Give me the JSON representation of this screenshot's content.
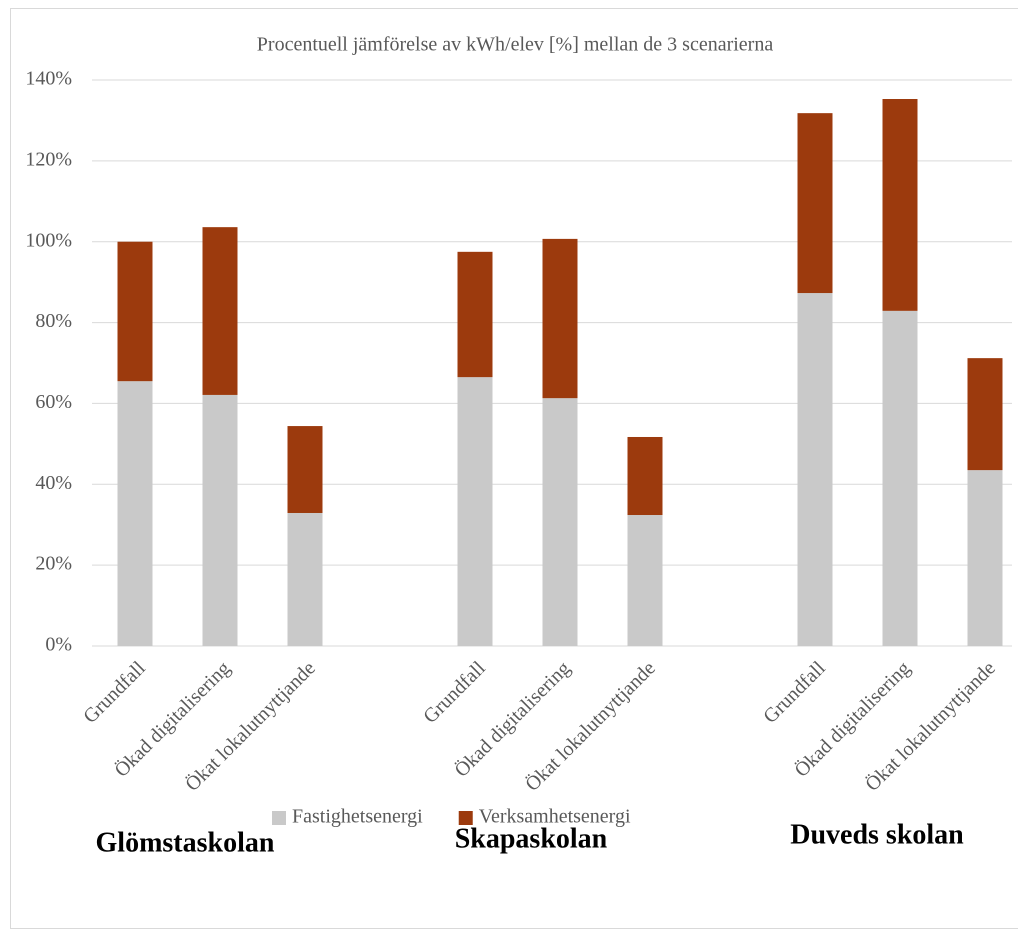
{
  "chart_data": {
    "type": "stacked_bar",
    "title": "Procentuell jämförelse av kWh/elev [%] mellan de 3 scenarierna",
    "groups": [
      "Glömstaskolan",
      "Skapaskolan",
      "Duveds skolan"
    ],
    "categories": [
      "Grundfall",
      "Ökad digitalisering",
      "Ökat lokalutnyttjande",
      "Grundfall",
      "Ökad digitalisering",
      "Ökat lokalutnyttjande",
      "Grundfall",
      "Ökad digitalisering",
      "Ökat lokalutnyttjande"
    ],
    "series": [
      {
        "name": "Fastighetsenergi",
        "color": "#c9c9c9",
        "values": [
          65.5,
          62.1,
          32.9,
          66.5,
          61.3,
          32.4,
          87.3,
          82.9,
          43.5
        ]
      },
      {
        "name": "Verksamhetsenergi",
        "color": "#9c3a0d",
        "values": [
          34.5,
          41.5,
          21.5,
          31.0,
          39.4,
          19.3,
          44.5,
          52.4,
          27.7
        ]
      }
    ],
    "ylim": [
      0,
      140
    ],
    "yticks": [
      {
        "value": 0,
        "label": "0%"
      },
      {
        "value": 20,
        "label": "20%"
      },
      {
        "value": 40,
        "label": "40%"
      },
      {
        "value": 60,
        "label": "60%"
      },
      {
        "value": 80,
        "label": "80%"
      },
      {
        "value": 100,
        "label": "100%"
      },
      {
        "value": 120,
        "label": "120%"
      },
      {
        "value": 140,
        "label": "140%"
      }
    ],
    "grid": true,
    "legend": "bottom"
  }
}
########################################
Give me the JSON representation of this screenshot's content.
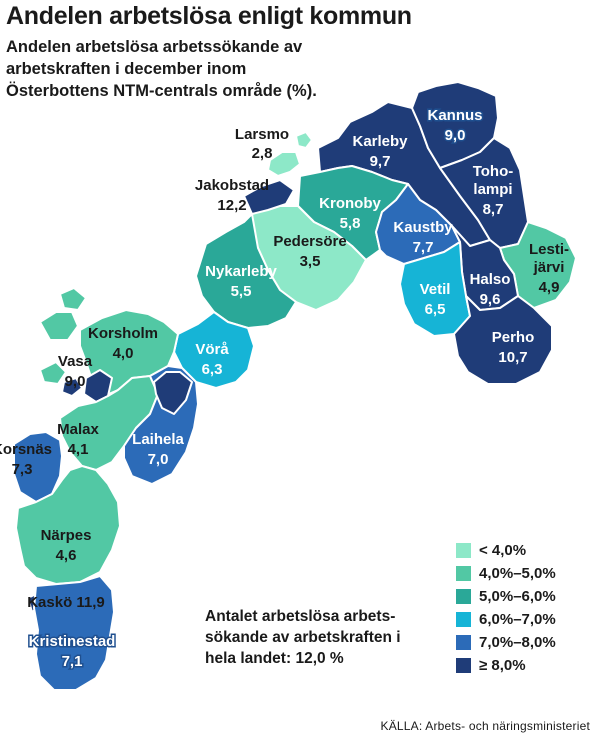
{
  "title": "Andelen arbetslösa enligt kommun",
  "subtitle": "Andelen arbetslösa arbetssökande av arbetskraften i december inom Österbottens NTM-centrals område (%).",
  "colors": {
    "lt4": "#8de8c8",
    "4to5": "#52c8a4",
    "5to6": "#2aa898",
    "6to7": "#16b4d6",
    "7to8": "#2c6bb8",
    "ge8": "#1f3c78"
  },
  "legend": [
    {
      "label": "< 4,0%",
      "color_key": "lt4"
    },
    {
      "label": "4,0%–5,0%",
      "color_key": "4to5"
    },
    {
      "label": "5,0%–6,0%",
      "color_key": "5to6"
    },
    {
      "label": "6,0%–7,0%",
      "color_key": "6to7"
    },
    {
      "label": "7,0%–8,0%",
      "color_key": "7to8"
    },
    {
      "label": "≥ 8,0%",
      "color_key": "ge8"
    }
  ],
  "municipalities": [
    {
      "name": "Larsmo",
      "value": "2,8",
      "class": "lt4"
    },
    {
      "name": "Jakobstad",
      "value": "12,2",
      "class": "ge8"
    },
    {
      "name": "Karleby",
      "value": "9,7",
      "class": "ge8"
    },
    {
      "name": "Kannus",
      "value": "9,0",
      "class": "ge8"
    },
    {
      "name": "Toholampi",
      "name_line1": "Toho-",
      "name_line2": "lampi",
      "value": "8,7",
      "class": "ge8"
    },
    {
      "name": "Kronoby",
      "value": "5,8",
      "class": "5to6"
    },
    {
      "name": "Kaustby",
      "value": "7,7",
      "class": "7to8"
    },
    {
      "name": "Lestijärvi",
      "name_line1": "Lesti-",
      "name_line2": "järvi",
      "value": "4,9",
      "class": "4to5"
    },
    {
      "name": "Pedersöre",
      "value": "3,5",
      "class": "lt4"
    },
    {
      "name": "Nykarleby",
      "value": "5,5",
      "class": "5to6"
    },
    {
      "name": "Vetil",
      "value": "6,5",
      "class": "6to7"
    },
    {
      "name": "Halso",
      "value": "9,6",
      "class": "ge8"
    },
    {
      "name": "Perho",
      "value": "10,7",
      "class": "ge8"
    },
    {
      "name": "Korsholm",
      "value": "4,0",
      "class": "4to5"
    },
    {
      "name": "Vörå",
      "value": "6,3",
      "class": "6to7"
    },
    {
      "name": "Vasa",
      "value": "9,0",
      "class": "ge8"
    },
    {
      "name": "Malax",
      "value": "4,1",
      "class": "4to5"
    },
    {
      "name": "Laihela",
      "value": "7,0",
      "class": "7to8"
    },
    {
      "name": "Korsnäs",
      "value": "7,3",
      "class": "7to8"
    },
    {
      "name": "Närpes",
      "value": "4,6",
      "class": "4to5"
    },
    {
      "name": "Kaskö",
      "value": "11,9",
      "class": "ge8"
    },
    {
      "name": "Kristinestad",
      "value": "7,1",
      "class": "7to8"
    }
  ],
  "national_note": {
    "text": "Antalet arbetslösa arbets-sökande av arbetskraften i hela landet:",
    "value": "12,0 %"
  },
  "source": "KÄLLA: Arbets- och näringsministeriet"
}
########################################
**EXERCISE GOAL**. Select all lines in the listing that include the word "Andelen".

**FINISHED TASK**.
  "title": "Andelen arbetslösa enligt kommun",
  "subtitle": "Andelen arbetslösa arbetssökande av arbetskraften i december inom Österbottens NTM-centrals område (%).",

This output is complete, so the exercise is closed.